## Problem to solve
Select all lines with the string "prasátko" in them, and copy those lines.
··· Data lines
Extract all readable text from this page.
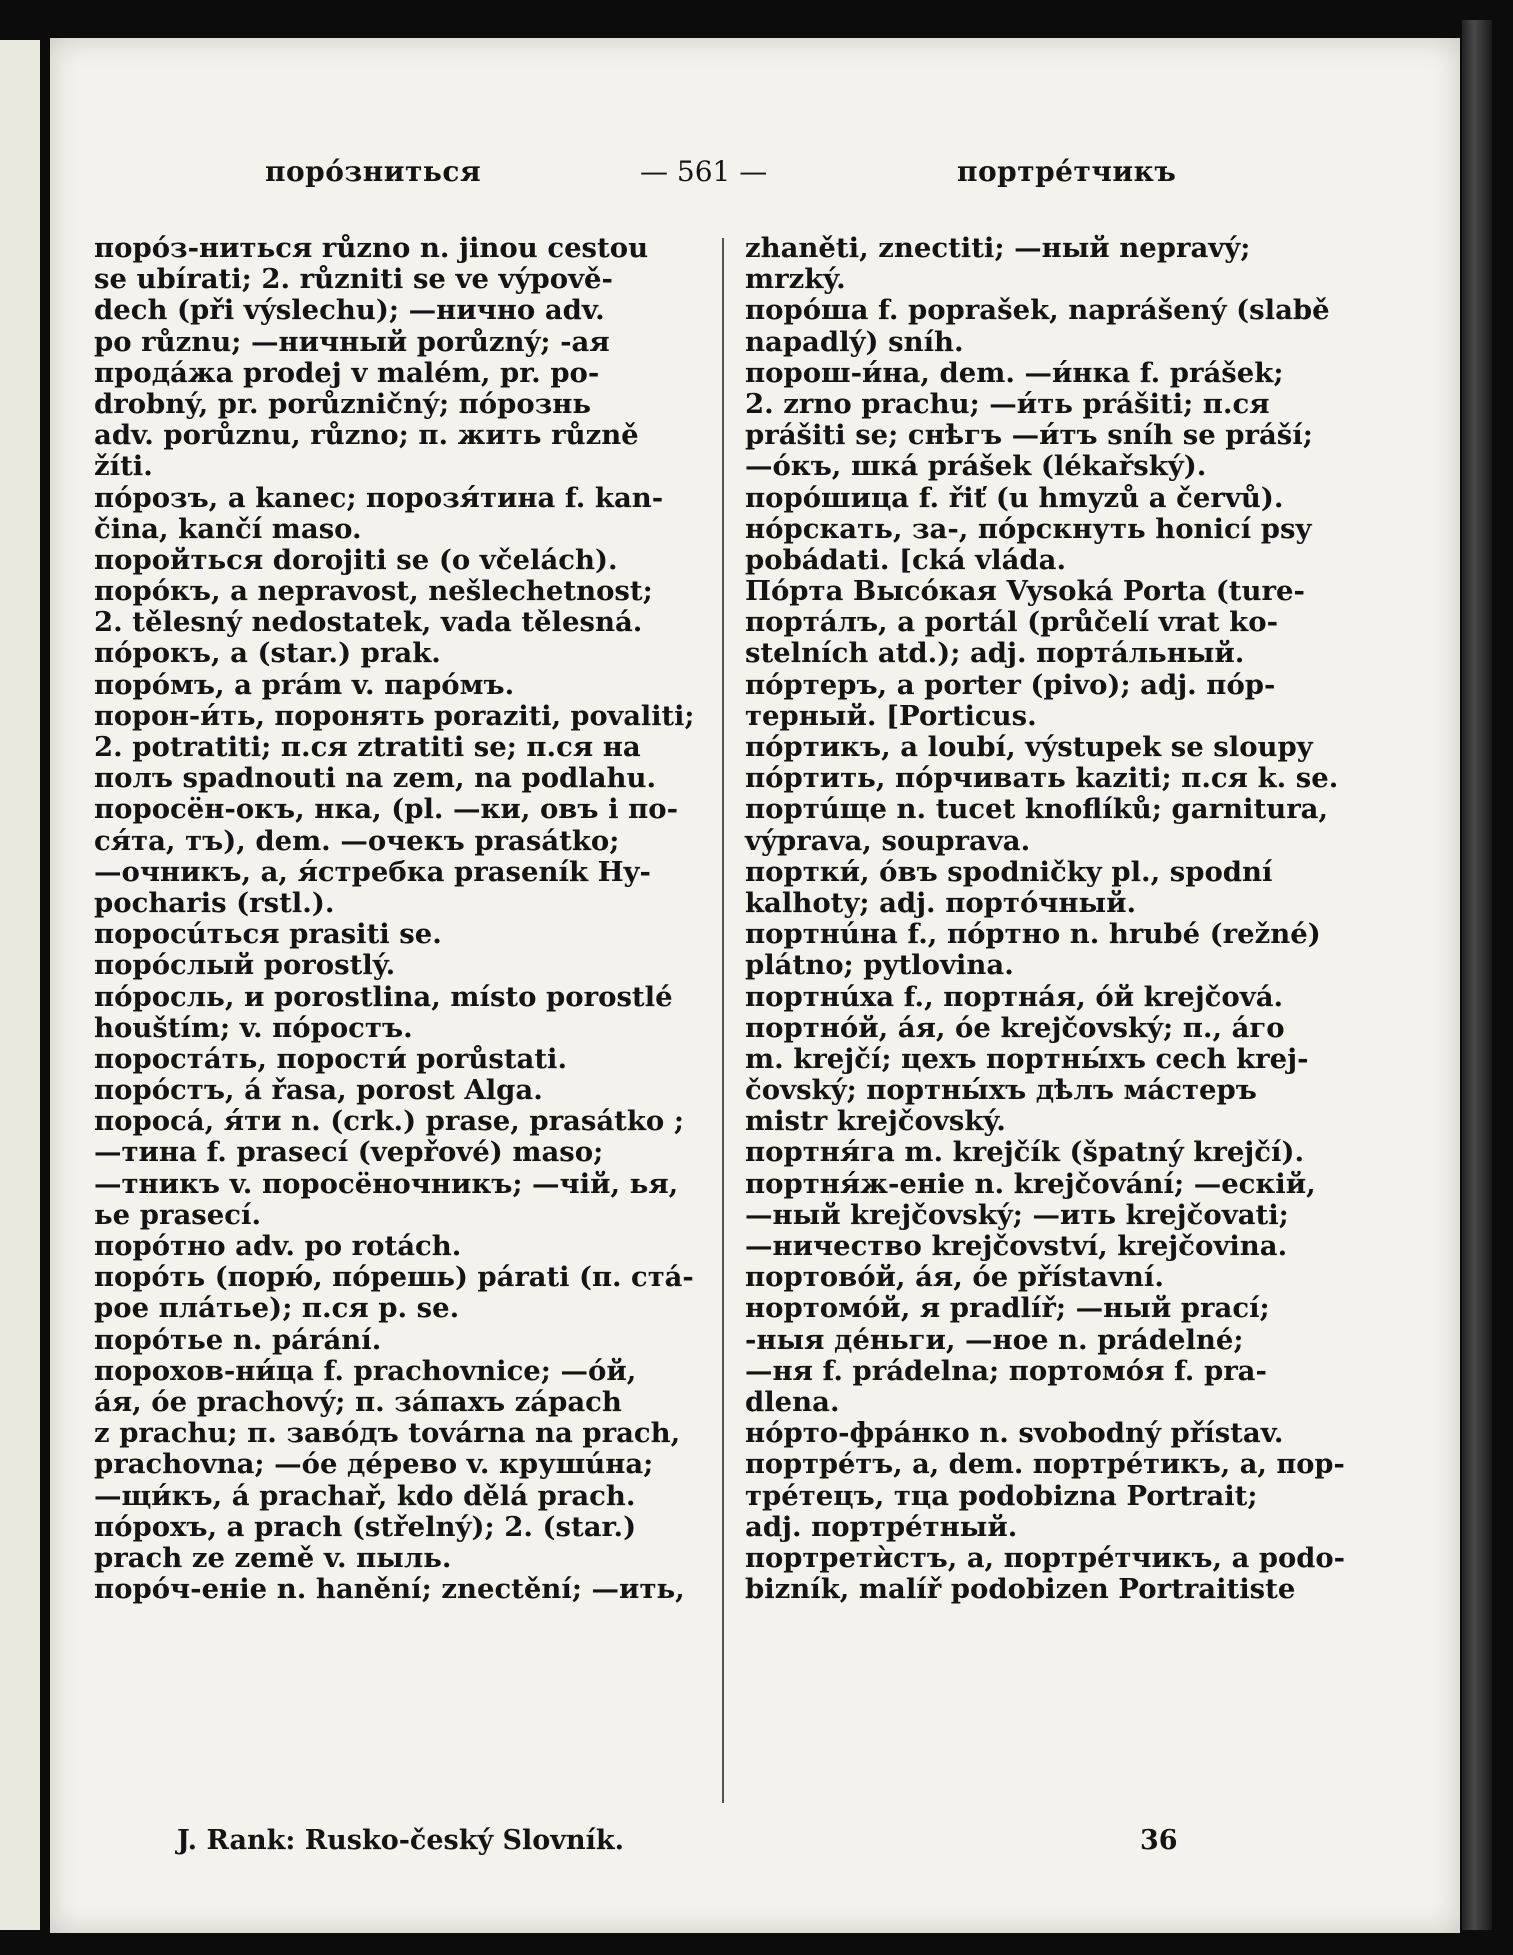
порóзниться	— 561 —	портрéтчикъ
порóз-ниться různo n. jinou cestou
se ubírati; 2. různiti se ve výpově-
dech (při výslechu); —нично adv.
po různu; —ничный porůzný; -ая
продáжа prodej v malém, pr. po-
drobný, pr. porůzničný; пóрознь
adv. porůznu, různo; п. жить různě
žíti.
пóрозъ, a kanec; порозя́тина f. kan-
čina, kančí maso.
поройться dorojiti se (o včelách).
порóкъ, a nepravost, nešlechetnost;
2. tělesný nedostatek, vada tělesná.
пóрокъ, a (star.) prak.
порóмъ, a prám v. парóмъ.
порон-и́ть, поронять poraziti, povaliti;
2. potratiti; п.ся ztratiti se; п.ся на
полъ spadnouti na zem, na podlahu.
поросён-окъ, нка, (pl. —ки, овъ i по-
ся́та, тъ), dem. —очекъ prasátko;
—очникъ, а, я́стребка praseník Hy-
pocharis (rstl.).
поросúться prasiti se.
порóслый porostlý.
пóросль, и porostlina, místo porostlé
houštím; v. пóростъ.
поростáть, порости́ porůstati.
порóстъ, á řasa, porost Alga.
поросá, я́ти n. (crk.) prase, prasátko ;
—тина f. prasecí (vepřové) maso;
—тникъ v. поросёночникъ; —чій, ья,
ье prasecí.
порóтно adv. po rotách.
порóть (порю́, пóрешь) párati (п. стá-
рое плáтье); п.ся р. se.
порóтье n. párání.
порохов-ни́ца f. prachovnice; —óй,
áя, óе prachový; п. зáпахъ zápach
z prachu; п. завóдъ továrna na prach,
prachovna; —óе дéрево v. крушúна;
—щи́къ, á prachař, kdo dělá prach.
пóрохъ, a prach (střelný); 2. (star.)
prach ze země v. пыль.
порóч-еніе n. hanění; znectění; —ить,
zhaněti, znectiti; —ный nepravý;
mrzký.
порóша f. poprašek, naprášený (slabě
napadlý) sníh.
порош-и́на, dem. —и́нка f. prášek;
2. zrno prachu; —и́ть prášiti; п.ся
prášiti se; снѣгъ —и́тъ sníh se práší;
—óкъ, шкá prášek (lékařský).
порóшица f. řiť (u hmyzů a červů).
нóрскать, за-, пóрскнуть honicí psy
pobádati. [cká vláda.
Пóрта Высóкая Vysoká Porta (ture-
портáлъ, а portál (průčelí vrat ko-
stelních atd.); adj. портáльный.
пóртеръ, a porter (pivo); adj. пóр-
терный. [Porticus.
пóртикъ, a loubí, výstupek se sloupy
пóртить, пóрчивать kaziti; п.ся k. se.
портúще n. tucet knoflíků; garnitura,
výprava, souprava.
портки́, óвъ spodničky pl., spodní
kalhoty; adj. портóчный.
портнúна f., пóртно n. hrubé (režné)
plátno; pytlovina.
портнúха f., портнáя, óй krejčová.
портнóй, áя, óе krejčovský; п., áго
m. krejčí; цехъ портны́хъ cech krej-
čovský; портны́хъ дѣлъ мáстеръ
mistr krejčovský.
портня́га m. krejčík (špatný krejčí).
портня́ж-еніе n. krejčování; —ескій,
—ный krejčovský; —ить krejčovati;
—ничество krejčovství, krejčovina.
портовóй, áя, óе přístavní.
нортомóй, я pradlíř; —ный prací;
-ныя дéньги, —ное n. prádelné;
—ня f. prádelna; портомóя f. pra-
dlena.
нóрто-фрáнко n. svobodný přístav.
портрéтъ, а, dem. портрéтикъ, а, пор-
трéтецъ, тца podobizna Portrait;
adj. портрéтный.
портретѝстъ, а, портрéтчикъ, a podo-
bizník, malíř podobizen Portraitiste
J. Rank: Rusko-český Slovník.	36
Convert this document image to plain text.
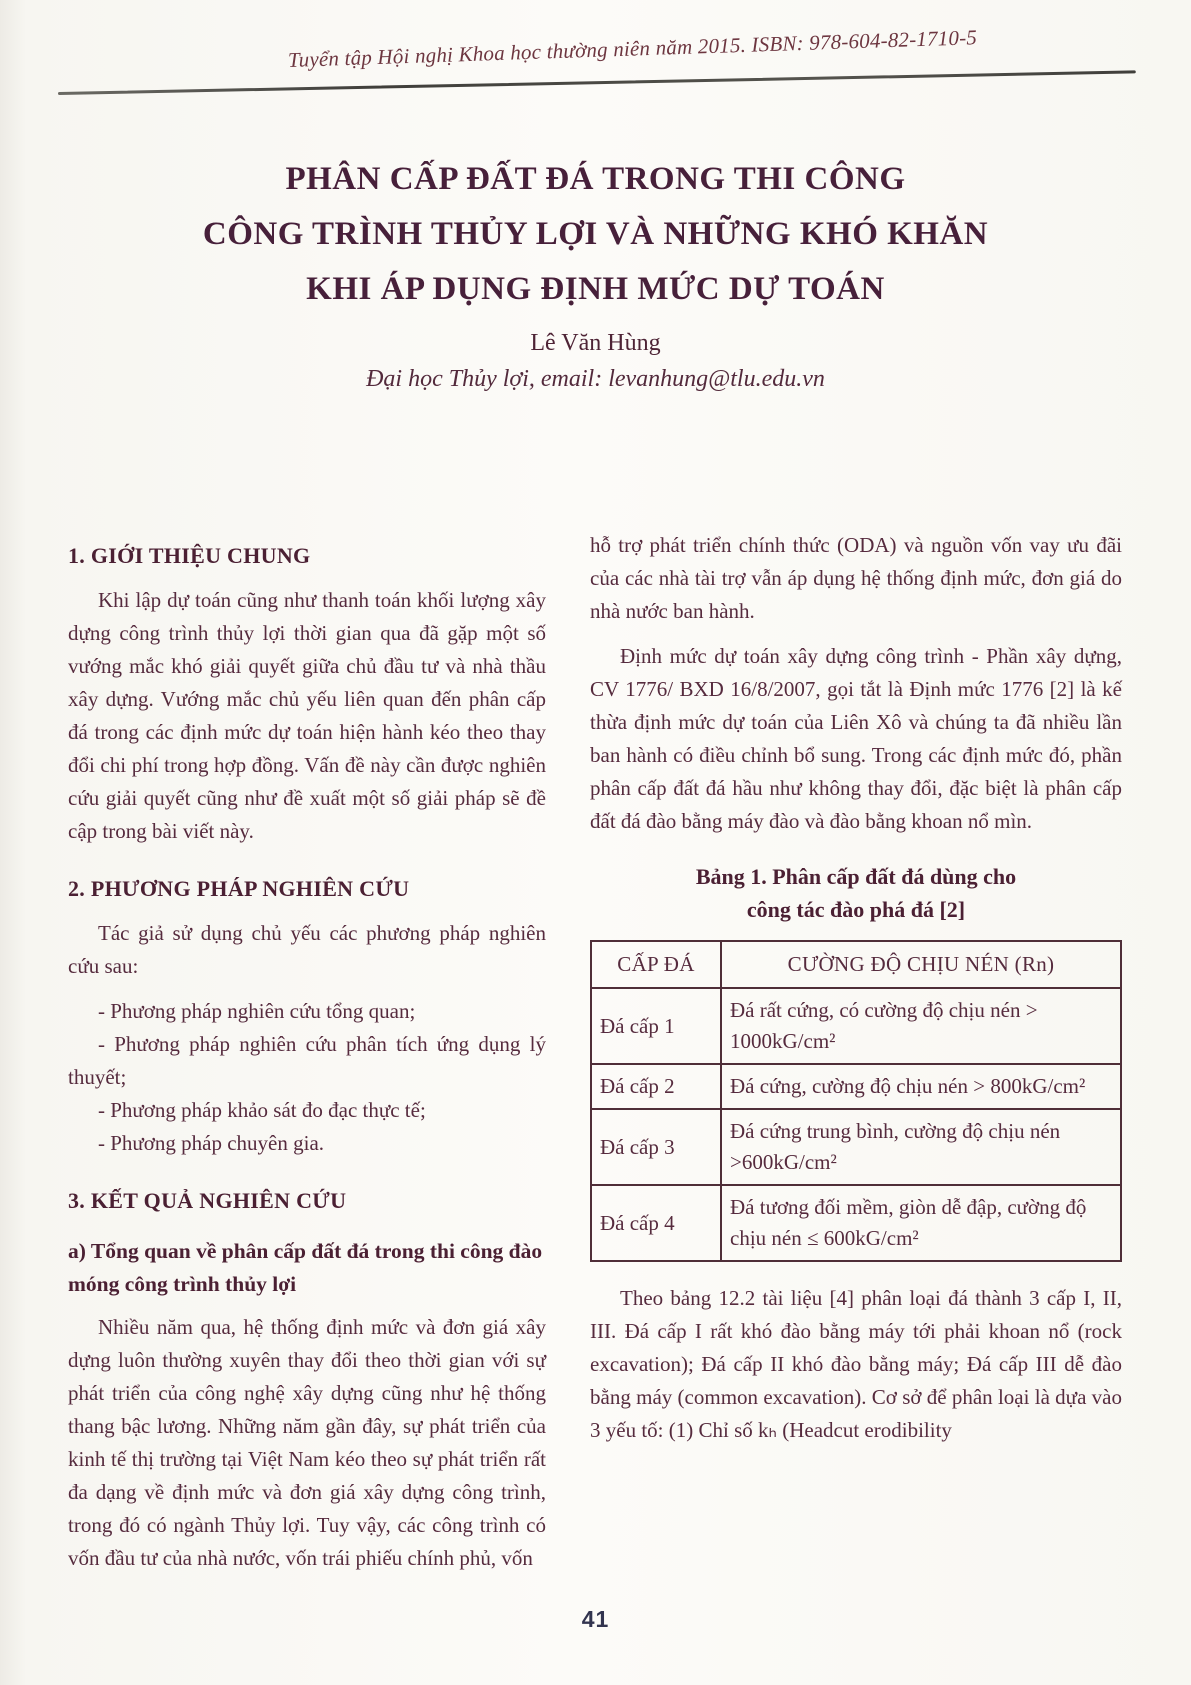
Tuyển tập Hội nghị Khoa học thường niên năm 2015. ISBN: 978-604-82-1710-5
PHÂN CẤP ĐẤT ĐÁ TRONG THI CÔNG
CÔNG TRÌNH THỦY LỢI VÀ NHỮNG KHÓ KHĂN
KHI ÁP DỤNG ĐỊNH MỨC DỰ TOÁN
Lê Văn Hùng
Đại học Thủy lợi, email: levanhung@tlu.edu.vn
1. GIỚI THIỆU CHUNG

Khi lập dự toán cũng như thanh toán khối lượng xây dựng công trình thủy lợi thời gian qua đã gặp một số vướng mắc khó giải quyết giữa chủ đầu tư và nhà thầu xây dựng. Vướng mắc chủ yếu liên quan đến phân cấp đá trong các định mức dự toán hiện hành kéo theo thay đổi chi phí trong hợp đồng. Vấn đề này cần được nghiên cứu giải quyết cũng như đề xuất một số giải pháp sẽ đề cập trong bài viết này.

2. PHƯƠNG PHÁP NGHIÊN CỨU

Tác giả sử dụng chủ yếu các phương pháp nghiên cứu sau:

- Phương pháp nghiên cứu tổng quan;

- Phương pháp nghiên cứu phân tích ứng dụng lý thuyết;

- Phương pháp khảo sát đo đạc thực tế;

- Phương pháp chuyên gia.

3. KẾT QUẢ NGHIÊN CỨU
a) Tổng quan về phân cấp đất đá trong thi công đào móng công trình thủy lợi

Nhiều năm qua, hệ thống định mức và đơn giá xây dựng luôn thường xuyên thay đổi theo thời gian với sự phát triển của công nghệ xây dựng cũng như hệ thống thang bậc lương. Những năm gần đây, sự phát triển của kinh tế thị trường tại Việt Nam kéo theo sự phát triển rất đa dạng về định mức và đơn giá xây dựng công trình, trong đó có ngành Thủy lợi. Tuy vậy, các công trình có vốn đầu tư của nhà nước, vốn trái phiếu chính phủ, vốn

hỗ trợ phát triển chính thức (ODA) và nguồn vốn vay ưu đãi của các nhà tài trợ vẫn áp dụng hệ thống định mức, đơn giá do nhà nước ban hành.

Định mức dự toán xây dựng công trình - Phần xây dựng, CV 1776/ BXD 16/8/2007, gọi tắt là Định mức 1776 [2] là kế thừa định mức dự toán của Liên Xô và chúng ta đã nhiều lần ban hành có điều chỉnh bổ sung. Trong các định mức đó, phần phân cấp đất đá hầu như không thay đổi, đặc biệt là phân cấp đất đá đào bằng máy đào và đào bằng khoan nổ mìn.

Bảng 1. Phân cấp đất đá dùng cho
công tác đào phá đá [2]
CẤP ĐÁ	CƯỜNG ĐỘ CHỊU NÉN (Rn)
Đá cấp 1	Đá rất cứng, có cường độ chịu nén > 1000kG/cm²
Đá cấp 2	Đá cứng, cường độ chịu nén > 800kG/cm²
Đá cấp 3	Đá cứng trung bình, cường độ chịu nén >600kG/cm²
Đá cấp 4	Đá tương đối mềm, giòn dễ đập, cường độ chịu nén ≤ 600kG/cm²

Theo bảng 12.2 tài liệu [4] phân loại đá thành 3 cấp I, II, III. Đá cấp I rất khó đào bằng máy tới phải khoan nổ (rock excavation); Đá cấp II khó đào bằng máy; Đá cấp III dễ đào bằng máy (common excavation). Cơ sở để phân loại là dựa vào 3 yếu tố: (1) Chỉ số kₕ (Headcut erodibility

41
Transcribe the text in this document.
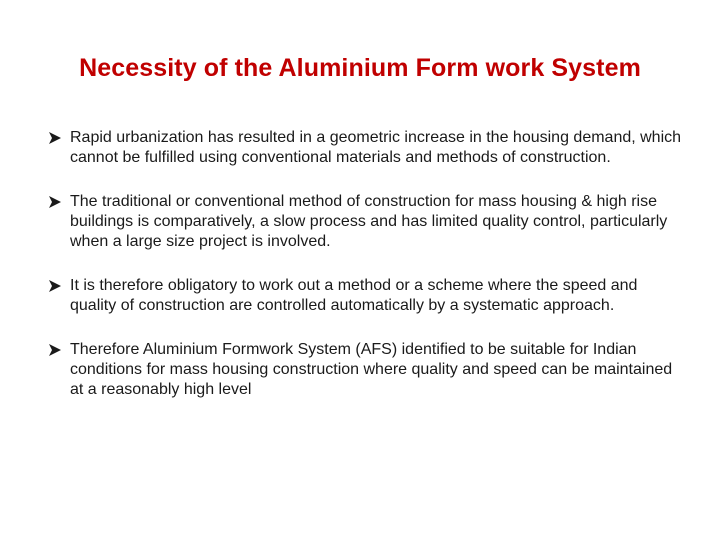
Necessity of the Aluminium Form work System
Rapid urbanization has resulted in a geometric increase in the housing demand, which cannot be fulfilled using conventional materials and methods of construction.
The traditional or conventional method of construction for mass housing & high rise buildings is comparatively, a slow process and has limited quality control, particularly when a large size project is involved.
It is therefore obligatory to work out a method or a scheme where the speed and quality of construction are controlled automatically by a systematic approach.
Therefore Aluminium Formwork System (AFS) identified to be suitable for Indian conditions for mass housing construction where quality and speed can be maintained at a reasonably high level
······
## The solution
ся́та, тъ), dem. —очекъ prasátko;
поросá, я́ти n. (crk.) prase, prasátko ;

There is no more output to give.